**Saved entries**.
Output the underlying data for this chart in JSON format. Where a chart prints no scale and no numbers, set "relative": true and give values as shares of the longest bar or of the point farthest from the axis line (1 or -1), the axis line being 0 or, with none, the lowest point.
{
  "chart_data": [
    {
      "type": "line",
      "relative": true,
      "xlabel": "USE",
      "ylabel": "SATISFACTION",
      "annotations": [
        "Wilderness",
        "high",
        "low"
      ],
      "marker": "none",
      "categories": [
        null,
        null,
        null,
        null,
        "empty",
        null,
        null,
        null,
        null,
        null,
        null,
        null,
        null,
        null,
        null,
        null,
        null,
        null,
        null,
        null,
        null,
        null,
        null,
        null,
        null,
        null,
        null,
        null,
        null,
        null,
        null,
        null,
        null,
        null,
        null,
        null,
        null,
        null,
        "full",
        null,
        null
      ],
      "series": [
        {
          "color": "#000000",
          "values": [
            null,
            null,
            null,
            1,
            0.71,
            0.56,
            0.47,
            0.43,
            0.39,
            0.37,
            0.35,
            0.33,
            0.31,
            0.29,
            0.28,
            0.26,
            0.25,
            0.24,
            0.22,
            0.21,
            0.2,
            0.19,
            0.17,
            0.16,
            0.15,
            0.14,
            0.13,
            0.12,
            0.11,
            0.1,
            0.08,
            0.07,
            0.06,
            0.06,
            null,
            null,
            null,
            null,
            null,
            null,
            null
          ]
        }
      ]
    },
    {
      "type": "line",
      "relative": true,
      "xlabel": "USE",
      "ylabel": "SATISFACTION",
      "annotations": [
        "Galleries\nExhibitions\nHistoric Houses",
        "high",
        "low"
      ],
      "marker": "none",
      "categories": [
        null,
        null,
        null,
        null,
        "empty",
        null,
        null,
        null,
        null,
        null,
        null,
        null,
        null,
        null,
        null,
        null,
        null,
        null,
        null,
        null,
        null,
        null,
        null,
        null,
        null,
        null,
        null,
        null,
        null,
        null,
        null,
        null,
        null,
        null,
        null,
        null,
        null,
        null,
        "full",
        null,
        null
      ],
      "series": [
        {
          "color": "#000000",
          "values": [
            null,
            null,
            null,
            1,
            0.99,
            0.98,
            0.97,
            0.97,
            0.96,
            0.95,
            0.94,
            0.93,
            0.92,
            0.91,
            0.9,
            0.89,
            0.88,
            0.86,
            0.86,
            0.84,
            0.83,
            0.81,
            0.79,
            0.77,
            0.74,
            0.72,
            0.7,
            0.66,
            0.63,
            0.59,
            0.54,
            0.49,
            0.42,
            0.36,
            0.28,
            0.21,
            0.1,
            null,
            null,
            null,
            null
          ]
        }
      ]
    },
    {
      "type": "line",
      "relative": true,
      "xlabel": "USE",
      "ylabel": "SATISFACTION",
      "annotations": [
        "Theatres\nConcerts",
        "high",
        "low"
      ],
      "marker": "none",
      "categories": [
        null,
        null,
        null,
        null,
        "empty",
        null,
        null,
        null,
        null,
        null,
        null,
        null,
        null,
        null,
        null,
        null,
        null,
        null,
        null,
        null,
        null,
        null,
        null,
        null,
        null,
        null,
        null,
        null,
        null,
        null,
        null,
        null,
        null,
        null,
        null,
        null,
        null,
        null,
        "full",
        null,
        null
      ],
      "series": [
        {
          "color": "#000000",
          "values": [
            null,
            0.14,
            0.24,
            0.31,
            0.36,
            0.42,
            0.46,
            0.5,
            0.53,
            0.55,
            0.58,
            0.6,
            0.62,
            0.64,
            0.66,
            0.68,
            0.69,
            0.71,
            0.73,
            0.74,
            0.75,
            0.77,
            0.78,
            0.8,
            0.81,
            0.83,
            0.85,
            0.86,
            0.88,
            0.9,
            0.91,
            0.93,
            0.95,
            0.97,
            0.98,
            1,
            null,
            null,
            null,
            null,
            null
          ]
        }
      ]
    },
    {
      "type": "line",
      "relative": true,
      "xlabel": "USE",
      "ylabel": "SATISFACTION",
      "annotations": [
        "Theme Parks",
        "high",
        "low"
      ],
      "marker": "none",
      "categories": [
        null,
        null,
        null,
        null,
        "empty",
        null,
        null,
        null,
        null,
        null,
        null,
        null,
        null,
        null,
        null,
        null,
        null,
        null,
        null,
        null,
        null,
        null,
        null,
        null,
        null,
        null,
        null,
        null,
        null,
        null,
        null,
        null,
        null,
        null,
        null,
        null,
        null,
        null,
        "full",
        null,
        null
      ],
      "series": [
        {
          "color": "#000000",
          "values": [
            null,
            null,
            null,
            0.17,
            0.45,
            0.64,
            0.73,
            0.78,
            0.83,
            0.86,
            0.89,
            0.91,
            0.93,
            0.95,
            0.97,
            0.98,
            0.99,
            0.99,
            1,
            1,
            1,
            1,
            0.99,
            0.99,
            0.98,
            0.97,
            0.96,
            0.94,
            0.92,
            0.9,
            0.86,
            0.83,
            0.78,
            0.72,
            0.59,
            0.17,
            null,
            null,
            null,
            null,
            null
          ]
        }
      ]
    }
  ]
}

**Exercise prompt**.
Your task is to return the full listing exactly as it was given.

**Response for this exercise**.
Output the underlying data for this chart in JSON format. Where a chart prints no scale and no numbers, set "relative": true and give values as shares of the longest bar or of the point farthest from the axis line (1 or -1), the axis line being 0 or, with none, the lowest point.
{
  "chart_data": [
    {
      "type": "line",
      "relative": true,
      "xlabel": "USE",
      "ylabel": "SATISFACTION",
      "annotations": [
        "Wilderness",
        "high",
        "low"
      ],
      "marker": "none",
      "categories": [
        null,
        null,
        null,
        null,
        "empty",
        null,
        null,
        null,
        null,
        null,
        null,
        null,
        null,
        null,
        null,
        null,
        null,
        null,
        null,
        null,
        null,
        null,
        null,
        null,
        null,
        null,
        null,
        null,
        null,
        null,
        null,
        null,
        null,
        null,
        null,
        null,
        null,
        null,
        "full",
        null,
        null
      ],
      "series": [
        {
          "color": "#000000",
          "values": [
            null,
            null,
            null,
            1,
            0.71,
            0.56,
            0.47,
            0.43,
            0.39,
            0.37,
            0.35,
            0.33,
            0.31,
            0.29,
            0.28,
            0.26,
            0.25,
            0.24,
            0.22,
            0.21,
            0.2,
            0.19,
            0.17,
            0.16,
            0.15,
            0.14,
            0.13,
            0.12,
            0.11,
            0.1,
            0.08,
            0.07,
            0.06,
            0.06,
            null,
            null,
            null,
            null,
            null,
            null,
            null
          ]
        }
      ]
    },
    {
      "type": "line",
      "relative": true,
      "xlabel": "USE",
      "ylabel": "SATISFACTION",
      "annotations": [
        "Galleries\nExhibitions\nHistoric Houses",
        "high",
        "low"
      ],
      "marker": "none",
      "categories": [
        null,
        null,
        null,
        null,
        "empty",
        null,
        null,
        null,
        null,
        null,
        null,
        null,
        null,
        null,
        null,
        null,
        null,
        null,
        null,
        null,
        null,
        null,
        null,
        null,
        null,
        null,
        null,
        null,
        null,
        null,
        null,
        null,
        null,
        null,
        null,
        null,
        null,
        null,
        "full",
        null,
        null
      ],
      "series": [
        {
          "color": "#000000",
          "values": [
            null,
            null,
            null,
            1,
            0.99,
            0.98,
            0.97,
            0.97,
            0.96,
            0.95,
            0.94,
            0.93,
            0.92,
            0.91,
            0.9,
            0.89,
            0.88,
            0.86,
            0.86,
            0.84,
            0.83,
            0.81,
            0.79,
            0.77,
            0.74,
            0.72,
            0.7,
            0.66,
            0.63,
            0.59,
            0.54,
            0.49,
            0.42,
            0.36,
            0.28,
            0.21,
            0.1,
            null,
            null,
            null,
            null
          ]
        }
      ]
    },
    {
      "type": "line",
      "relative": true,
      "xlabel": "USE",
      "ylabel": "SATISFACTION",
      "annotations": [
        "Theatres\nConcerts",
        "high",
        "low"
      ],
      "marker": "none",
      "categories": [
        null,
        null,
        null,
        null,
        "empty",
        null,
        null,
        null,
        null,
        null,
        null,
        null,
        null,
        null,
        null,
        null,
        null,
        null,
        null,
        null,
        null,
        null,
        null,
        null,
        null,
        null,
        null,
        null,
        null,
        null,
        null,
        null,
        null,
        null,
        null,
        null,
        null,
        null,
        "full",
        null,
        null
      ],
      "series": [
        {
          "color": "#000000",
          "values": [
            null,
            0.14,
            0.24,
            0.31,
            0.36,
            0.42,
            0.46,
            0.5,
            0.53,
            0.55,
            0.58,
            0.6,
            0.62,
            0.64,
            0.66,
            0.68,
            0.69,
            0.71,
            0.73,
            0.74,
            0.75,
            0.77,
            0.78,
            0.8,
            0.81,
            0.83,
            0.85,
            0.86,
            0.88,
            0.9,
            0.91,
            0.93,
            0.95,
            0.97,
            0.98,
            1,
            null,
            null,
            null,
            null,
            null
          ]
        }
      ]
    },
    {
      "type": "line",
      "relative": true,
      "xlabel": "USE",
      "ylabel": "SATISFACTION",
      "annotations": [
        "Theme Parks",
        "high",
        "low"
      ],
      "marker": "none",
      "categories": [
        null,
        null,
        null,
        null,
        "empty",
        null,
        null,
        null,
        null,
        null,
        null,
        null,
        null,
        null,
        null,
        null,
        null,
        null,
        null,
        null,
        null,
        null,
        null,
        null,
        null,
        null,
        null,
        null,
        null,
        null,
        null,
        null,
        null,
        null,
        null,
        null,
        null,
        null,
        "full",
        null,
        null
      ],
      "series": [
        {
          "color": "#000000",
          "values": [
            null,
            null,
            null,
            0.17,
            0.45,
            0.64,
            0.73,
            0.78,
            0.83,
            0.86,
            0.89,
            0.91,
            0.93,
            0.95,
            0.97,
            0.98,
            0.99,
            0.99,
            1,
            1,
            1,
            1,
            0.99,
            0.99,
            0.98,
            0.97,
            0.96,
            0.94,
            0.92,
            0.9,
            0.86,
            0.83,
            0.78,
            0.72,
            0.59,
            0.17,
            null,
            null,
            null,
            null,
            null
          ]
        }
      ]
    }
  ]
}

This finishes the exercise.